TO DO: Scan the material below for the string "toneladas", and copy every line where it shows up.

Figure dataset records:
▬▬▬
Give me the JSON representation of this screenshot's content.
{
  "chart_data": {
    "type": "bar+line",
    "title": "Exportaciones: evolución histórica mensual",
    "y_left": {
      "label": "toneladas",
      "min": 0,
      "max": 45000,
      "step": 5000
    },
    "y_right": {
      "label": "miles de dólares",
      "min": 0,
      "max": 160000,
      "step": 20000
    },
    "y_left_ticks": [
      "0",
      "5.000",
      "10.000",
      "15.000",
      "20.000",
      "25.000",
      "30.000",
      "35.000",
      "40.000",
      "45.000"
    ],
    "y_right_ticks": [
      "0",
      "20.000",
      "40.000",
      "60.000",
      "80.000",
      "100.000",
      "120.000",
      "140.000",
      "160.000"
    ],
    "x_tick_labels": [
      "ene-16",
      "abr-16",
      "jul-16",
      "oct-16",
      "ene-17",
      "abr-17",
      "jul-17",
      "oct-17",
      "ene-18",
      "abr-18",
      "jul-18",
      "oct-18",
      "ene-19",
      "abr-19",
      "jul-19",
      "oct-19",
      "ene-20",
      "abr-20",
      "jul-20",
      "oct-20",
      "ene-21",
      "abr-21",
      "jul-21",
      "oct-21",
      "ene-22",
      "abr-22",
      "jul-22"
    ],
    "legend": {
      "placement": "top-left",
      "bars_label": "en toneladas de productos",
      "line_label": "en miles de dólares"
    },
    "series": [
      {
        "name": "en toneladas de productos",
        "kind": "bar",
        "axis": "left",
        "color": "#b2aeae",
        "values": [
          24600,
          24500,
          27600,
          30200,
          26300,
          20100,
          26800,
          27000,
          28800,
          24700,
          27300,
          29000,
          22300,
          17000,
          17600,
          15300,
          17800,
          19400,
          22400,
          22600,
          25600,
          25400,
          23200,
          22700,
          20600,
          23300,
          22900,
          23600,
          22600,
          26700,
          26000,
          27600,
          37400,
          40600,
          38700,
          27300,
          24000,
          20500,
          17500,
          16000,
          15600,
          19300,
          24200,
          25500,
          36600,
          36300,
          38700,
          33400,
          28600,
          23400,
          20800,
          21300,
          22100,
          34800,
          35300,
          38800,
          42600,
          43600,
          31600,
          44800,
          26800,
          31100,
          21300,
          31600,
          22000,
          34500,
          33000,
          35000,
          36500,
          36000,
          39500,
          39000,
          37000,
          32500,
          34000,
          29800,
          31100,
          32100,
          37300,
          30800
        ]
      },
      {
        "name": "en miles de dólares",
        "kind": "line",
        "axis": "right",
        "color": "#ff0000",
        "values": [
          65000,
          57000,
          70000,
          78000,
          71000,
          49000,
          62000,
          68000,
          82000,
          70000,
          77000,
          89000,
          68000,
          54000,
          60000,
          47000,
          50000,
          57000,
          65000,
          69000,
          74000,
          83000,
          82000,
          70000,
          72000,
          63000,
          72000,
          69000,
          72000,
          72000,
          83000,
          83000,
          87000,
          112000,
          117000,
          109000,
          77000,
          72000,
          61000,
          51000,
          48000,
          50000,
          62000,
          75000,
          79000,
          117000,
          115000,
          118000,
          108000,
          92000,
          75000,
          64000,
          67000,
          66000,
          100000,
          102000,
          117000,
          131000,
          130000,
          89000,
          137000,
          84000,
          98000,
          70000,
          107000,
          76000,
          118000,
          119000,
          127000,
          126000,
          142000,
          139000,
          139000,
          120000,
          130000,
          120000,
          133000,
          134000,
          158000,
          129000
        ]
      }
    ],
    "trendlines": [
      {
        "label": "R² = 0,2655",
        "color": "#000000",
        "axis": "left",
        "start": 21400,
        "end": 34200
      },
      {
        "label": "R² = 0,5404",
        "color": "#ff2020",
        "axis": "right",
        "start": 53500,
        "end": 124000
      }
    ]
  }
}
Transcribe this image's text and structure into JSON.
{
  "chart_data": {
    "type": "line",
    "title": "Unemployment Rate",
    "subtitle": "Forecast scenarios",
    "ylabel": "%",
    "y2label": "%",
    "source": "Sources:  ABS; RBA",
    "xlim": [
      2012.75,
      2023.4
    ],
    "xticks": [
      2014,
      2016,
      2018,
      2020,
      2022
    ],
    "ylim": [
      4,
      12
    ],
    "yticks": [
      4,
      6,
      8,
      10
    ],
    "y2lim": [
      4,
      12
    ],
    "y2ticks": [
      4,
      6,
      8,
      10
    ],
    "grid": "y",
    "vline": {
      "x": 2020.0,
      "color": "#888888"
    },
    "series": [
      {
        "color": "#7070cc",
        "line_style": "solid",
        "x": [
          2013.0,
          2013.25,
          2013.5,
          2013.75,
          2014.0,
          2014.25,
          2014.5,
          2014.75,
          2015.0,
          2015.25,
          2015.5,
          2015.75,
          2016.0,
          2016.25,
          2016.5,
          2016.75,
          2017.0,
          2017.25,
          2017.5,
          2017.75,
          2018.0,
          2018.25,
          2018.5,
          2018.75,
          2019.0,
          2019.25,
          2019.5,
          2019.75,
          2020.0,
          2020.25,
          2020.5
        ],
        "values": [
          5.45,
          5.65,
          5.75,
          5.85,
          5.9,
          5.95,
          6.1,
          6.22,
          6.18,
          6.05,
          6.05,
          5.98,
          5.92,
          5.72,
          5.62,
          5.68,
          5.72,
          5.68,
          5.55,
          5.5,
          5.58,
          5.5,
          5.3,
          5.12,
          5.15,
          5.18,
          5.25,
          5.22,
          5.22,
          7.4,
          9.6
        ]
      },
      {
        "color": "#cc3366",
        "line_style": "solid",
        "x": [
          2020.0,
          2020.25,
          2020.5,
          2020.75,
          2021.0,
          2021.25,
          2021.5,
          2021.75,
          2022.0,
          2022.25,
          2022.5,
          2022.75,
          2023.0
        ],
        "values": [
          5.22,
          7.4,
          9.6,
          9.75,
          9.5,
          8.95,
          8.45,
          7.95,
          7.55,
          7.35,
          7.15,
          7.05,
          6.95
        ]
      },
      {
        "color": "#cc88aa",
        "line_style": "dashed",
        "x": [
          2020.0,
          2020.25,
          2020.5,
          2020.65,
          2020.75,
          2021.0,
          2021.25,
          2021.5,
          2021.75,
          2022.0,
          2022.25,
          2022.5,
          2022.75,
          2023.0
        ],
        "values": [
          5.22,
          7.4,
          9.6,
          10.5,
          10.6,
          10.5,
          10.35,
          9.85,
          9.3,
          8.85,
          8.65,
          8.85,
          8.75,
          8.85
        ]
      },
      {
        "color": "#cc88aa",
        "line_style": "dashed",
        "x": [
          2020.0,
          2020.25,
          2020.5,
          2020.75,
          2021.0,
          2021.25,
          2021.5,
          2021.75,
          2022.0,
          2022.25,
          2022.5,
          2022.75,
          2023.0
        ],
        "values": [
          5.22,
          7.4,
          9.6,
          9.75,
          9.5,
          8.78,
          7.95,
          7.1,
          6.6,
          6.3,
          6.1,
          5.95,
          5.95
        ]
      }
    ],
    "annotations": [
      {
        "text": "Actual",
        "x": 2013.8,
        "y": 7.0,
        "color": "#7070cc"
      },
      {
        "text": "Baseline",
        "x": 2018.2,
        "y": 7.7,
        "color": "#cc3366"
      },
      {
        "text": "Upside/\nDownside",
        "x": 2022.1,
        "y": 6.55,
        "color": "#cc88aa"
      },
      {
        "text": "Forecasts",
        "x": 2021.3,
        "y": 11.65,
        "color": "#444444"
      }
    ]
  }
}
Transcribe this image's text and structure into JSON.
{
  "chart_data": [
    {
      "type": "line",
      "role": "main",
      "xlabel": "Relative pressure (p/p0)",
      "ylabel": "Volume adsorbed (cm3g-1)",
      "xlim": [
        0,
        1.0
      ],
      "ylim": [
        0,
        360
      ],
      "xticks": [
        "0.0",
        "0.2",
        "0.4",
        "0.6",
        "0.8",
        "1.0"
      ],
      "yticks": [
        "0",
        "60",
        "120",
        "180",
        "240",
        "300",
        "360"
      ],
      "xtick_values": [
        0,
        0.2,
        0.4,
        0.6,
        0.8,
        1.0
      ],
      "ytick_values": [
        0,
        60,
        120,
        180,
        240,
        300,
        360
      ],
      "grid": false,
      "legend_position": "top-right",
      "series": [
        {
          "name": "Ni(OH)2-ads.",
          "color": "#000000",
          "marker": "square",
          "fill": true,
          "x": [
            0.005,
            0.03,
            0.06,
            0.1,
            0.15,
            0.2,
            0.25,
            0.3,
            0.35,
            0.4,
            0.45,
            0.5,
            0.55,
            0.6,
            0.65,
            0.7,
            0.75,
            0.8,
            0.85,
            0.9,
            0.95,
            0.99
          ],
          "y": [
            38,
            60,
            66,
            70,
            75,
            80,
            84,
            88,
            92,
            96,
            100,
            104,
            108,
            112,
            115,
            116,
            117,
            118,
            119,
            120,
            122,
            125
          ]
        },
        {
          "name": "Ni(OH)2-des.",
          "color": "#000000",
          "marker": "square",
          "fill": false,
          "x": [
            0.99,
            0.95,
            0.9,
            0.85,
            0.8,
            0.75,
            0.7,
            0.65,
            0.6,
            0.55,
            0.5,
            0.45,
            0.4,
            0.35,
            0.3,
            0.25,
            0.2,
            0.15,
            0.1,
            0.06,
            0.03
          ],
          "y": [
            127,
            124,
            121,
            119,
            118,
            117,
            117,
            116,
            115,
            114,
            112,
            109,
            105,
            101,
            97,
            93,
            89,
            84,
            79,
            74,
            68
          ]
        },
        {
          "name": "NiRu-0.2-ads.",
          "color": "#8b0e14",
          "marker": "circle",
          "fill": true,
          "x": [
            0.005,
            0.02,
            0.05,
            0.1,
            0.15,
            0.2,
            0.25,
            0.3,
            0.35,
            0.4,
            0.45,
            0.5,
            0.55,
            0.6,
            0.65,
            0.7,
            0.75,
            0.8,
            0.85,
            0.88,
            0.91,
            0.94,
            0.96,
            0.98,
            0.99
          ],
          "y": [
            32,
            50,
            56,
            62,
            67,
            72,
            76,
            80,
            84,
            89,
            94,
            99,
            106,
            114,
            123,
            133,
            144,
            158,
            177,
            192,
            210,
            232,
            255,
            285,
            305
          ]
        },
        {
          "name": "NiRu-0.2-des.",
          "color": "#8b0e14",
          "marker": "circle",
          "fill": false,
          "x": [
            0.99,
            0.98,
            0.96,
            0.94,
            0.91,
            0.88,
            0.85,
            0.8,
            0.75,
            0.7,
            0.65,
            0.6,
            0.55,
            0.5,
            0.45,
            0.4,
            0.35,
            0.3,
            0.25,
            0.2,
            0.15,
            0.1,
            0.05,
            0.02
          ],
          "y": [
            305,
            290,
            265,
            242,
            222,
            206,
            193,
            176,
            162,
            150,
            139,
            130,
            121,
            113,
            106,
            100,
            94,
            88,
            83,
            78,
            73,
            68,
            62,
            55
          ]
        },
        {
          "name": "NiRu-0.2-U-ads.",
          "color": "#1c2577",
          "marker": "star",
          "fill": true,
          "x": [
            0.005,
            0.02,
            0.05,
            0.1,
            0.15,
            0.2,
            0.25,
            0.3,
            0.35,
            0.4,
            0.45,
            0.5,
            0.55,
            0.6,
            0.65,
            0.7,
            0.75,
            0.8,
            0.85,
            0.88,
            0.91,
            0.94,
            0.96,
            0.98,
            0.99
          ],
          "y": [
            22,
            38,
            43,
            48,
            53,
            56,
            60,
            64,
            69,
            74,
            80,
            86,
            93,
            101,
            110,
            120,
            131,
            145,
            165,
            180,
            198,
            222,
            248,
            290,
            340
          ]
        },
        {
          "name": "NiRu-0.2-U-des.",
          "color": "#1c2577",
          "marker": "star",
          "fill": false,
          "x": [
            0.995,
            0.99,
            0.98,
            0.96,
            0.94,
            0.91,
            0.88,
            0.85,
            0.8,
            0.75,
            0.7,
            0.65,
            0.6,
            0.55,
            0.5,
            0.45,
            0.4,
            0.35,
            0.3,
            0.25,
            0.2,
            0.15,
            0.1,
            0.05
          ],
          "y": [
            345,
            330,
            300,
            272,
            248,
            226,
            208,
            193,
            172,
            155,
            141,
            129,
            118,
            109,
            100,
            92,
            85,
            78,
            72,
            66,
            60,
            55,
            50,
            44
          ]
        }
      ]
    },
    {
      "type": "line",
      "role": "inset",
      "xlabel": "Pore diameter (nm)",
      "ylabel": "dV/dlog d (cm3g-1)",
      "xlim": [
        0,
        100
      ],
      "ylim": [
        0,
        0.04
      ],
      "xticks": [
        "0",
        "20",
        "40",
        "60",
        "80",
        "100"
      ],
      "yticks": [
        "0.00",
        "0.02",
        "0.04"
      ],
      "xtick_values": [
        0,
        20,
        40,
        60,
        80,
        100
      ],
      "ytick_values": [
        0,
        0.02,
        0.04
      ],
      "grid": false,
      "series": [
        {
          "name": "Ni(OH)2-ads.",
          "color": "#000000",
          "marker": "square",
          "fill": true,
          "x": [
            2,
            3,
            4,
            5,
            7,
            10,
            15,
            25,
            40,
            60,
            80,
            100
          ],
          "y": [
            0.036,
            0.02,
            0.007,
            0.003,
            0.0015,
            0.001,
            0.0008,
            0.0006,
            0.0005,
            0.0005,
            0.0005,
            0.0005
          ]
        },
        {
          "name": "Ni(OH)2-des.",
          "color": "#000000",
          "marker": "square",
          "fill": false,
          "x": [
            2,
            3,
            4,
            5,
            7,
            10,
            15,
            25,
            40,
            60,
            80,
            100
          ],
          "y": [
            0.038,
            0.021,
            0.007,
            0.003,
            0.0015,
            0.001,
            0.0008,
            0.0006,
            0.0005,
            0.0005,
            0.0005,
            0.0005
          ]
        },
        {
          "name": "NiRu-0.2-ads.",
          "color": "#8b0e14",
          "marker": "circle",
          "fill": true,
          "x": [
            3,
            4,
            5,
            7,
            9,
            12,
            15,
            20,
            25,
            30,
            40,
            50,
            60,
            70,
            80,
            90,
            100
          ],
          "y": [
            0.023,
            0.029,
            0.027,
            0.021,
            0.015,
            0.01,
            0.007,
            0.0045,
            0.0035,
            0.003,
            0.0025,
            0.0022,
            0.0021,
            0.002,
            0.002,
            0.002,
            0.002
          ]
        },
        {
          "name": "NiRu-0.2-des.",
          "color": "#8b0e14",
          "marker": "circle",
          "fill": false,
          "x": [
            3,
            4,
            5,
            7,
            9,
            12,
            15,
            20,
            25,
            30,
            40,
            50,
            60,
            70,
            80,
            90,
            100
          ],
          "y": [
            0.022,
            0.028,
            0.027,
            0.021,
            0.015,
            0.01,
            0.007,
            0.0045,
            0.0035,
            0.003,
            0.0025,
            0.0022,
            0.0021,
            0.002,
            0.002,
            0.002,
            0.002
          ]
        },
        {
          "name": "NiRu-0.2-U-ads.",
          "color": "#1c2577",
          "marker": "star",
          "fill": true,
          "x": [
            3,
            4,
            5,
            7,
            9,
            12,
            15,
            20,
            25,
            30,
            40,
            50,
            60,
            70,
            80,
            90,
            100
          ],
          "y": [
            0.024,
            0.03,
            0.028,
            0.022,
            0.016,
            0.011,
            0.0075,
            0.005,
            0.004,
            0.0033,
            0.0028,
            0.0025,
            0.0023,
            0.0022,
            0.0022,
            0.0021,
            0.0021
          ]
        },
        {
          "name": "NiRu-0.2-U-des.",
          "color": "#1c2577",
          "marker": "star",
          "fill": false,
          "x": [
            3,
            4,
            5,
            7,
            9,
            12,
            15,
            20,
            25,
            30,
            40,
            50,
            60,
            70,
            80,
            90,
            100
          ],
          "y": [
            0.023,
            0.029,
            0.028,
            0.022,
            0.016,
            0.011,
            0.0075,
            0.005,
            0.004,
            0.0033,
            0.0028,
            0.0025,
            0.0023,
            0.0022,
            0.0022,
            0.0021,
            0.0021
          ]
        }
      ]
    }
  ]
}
▬▬▬
OUTPUT OF THE TASK:
      "label": "toneladas",
      "bars_label": "en toneladas de productos",
        "name": "en toneladas de productos",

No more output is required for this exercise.